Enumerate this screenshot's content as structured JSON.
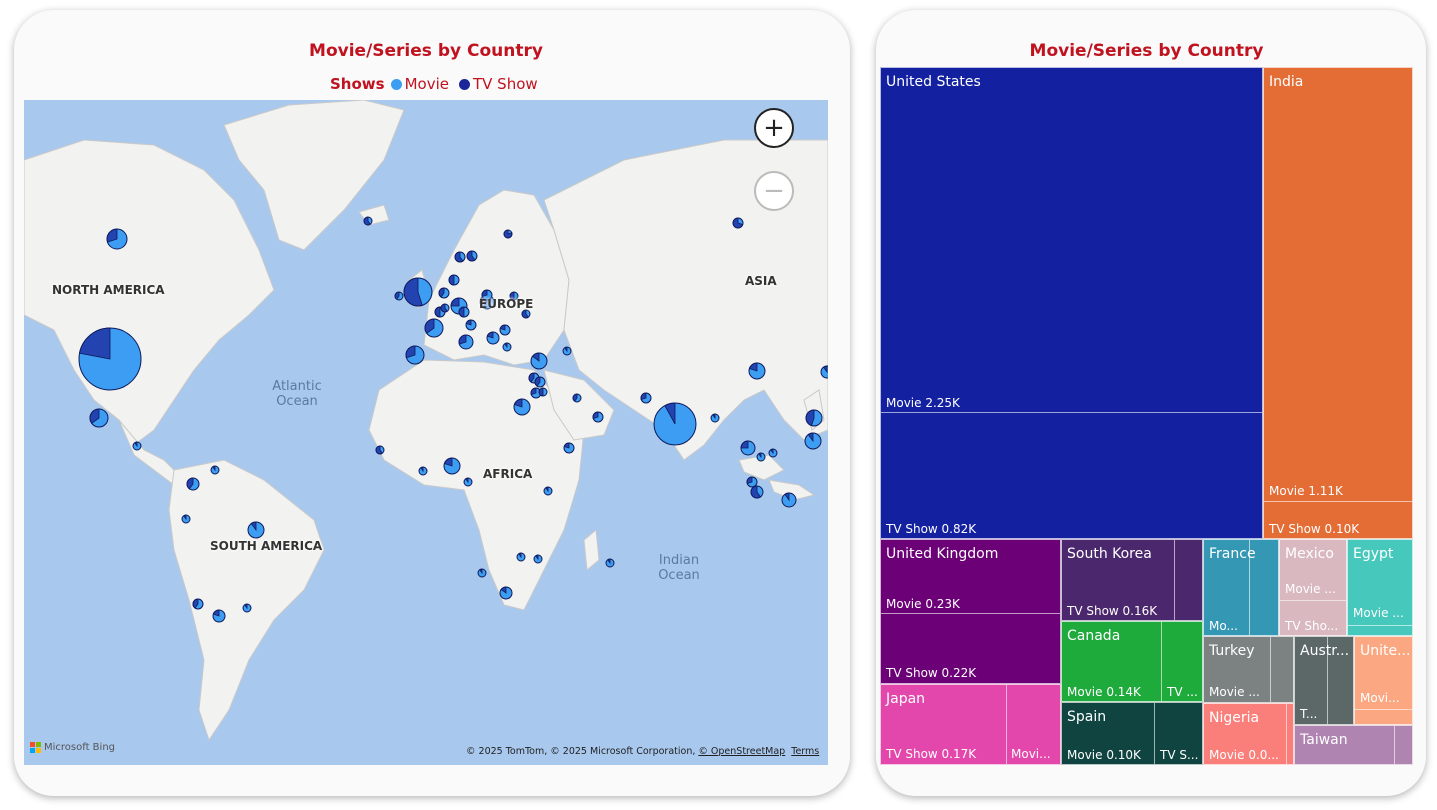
{
  "left_visual": {
    "title": "Movie/Series by Country",
    "legend": {
      "title": "Shows",
      "items": [
        {
          "label": "Movie",
          "color": "#3d9df2"
        },
        {
          "label": "TV Show",
          "color": "#1b2799"
        }
      ]
    },
    "map": {
      "labels": {
        "north_america": "NORTH AMERICA",
        "south_america": "SOUTH AMERICA",
        "europe": "EUROPE",
        "asia": "ASIA",
        "africa": "AFRICA",
        "atlantic": "Atlantic Ocean",
        "indian": "Indian Ocean"
      },
      "zoom_in_icon": "plus-icon",
      "zoom_out_icon": "minus-icon",
      "bing_logo_text": "Microsoft Bing",
      "attribution": "© 2025 TomTom, © 2025 Microsoft Corporation,",
      "osm_link": "© OpenStreetMap",
      "terms_link": "Terms"
    }
  },
  "right_visual": {
    "title": "Movie/Series by Country",
    "tiles": {
      "us": {
        "name": "United States",
        "movie": "Movie 2.25K",
        "tv": "TV Show 0.82K"
      },
      "india": {
        "name": "India",
        "movie": "Movie 1.11K",
        "tv": "TV Show 0.10K"
      },
      "uk": {
        "name": "United Kingdom",
        "movie": "Movie 0.23K",
        "tv": "TV Show 0.22K"
      },
      "south_korea": {
        "name": "South Korea",
        "tv": "TV Show 0.16K"
      },
      "france": {
        "name": "France",
        "sub": "Mo..."
      },
      "mexico": {
        "name": "Mexico",
        "movie": "Movie ...",
        "tv": "TV Sho..."
      },
      "egypt": {
        "name": "Egypt",
        "movie": "Movie ..."
      },
      "canada": {
        "name": "Canada",
        "movie": "Movie 0.14K",
        "tv": "TV ..."
      },
      "turkey": {
        "name": "Turkey",
        "movie": "Movie ..."
      },
      "australia": {
        "name": "Austr...",
        "sub": "T..."
      },
      "uae": {
        "name": "Unite...",
        "movie": "Movi..."
      },
      "japan": {
        "name": "Japan",
        "tv": "TV Show 0.17K",
        "movie": "Movi..."
      },
      "spain": {
        "name": "Spain",
        "movie": "Movie 0.10K",
        "tv": "TV S..."
      },
      "nigeria": {
        "name": "Nigeria",
        "movie": "Movie 0.0..."
      },
      "taiwan": {
        "name": "Taiwan"
      }
    },
    "colors": {
      "us": "#1320a0",
      "india": "#e46c35",
      "uk": "#6b0077",
      "south_korea": "#4b286d",
      "france": "#3498b5",
      "mexico": "#d9b9bf",
      "egypt": "#47c8bd",
      "canada": "#1faa3c",
      "turkey": "#7c8282",
      "australia": "#5b6867",
      "uae": "#fba882",
      "japan": "#e447ab",
      "spain": "#0f4440",
      "nigeria": "#fa7f7a",
      "taiwan": "#b084b0"
    }
  }
}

---

▸ GOAL
Work through the records line by line and tally those with the word "Microsoft". Report only the total.

▸ SOLUTION FOR THIS PROBLEM
2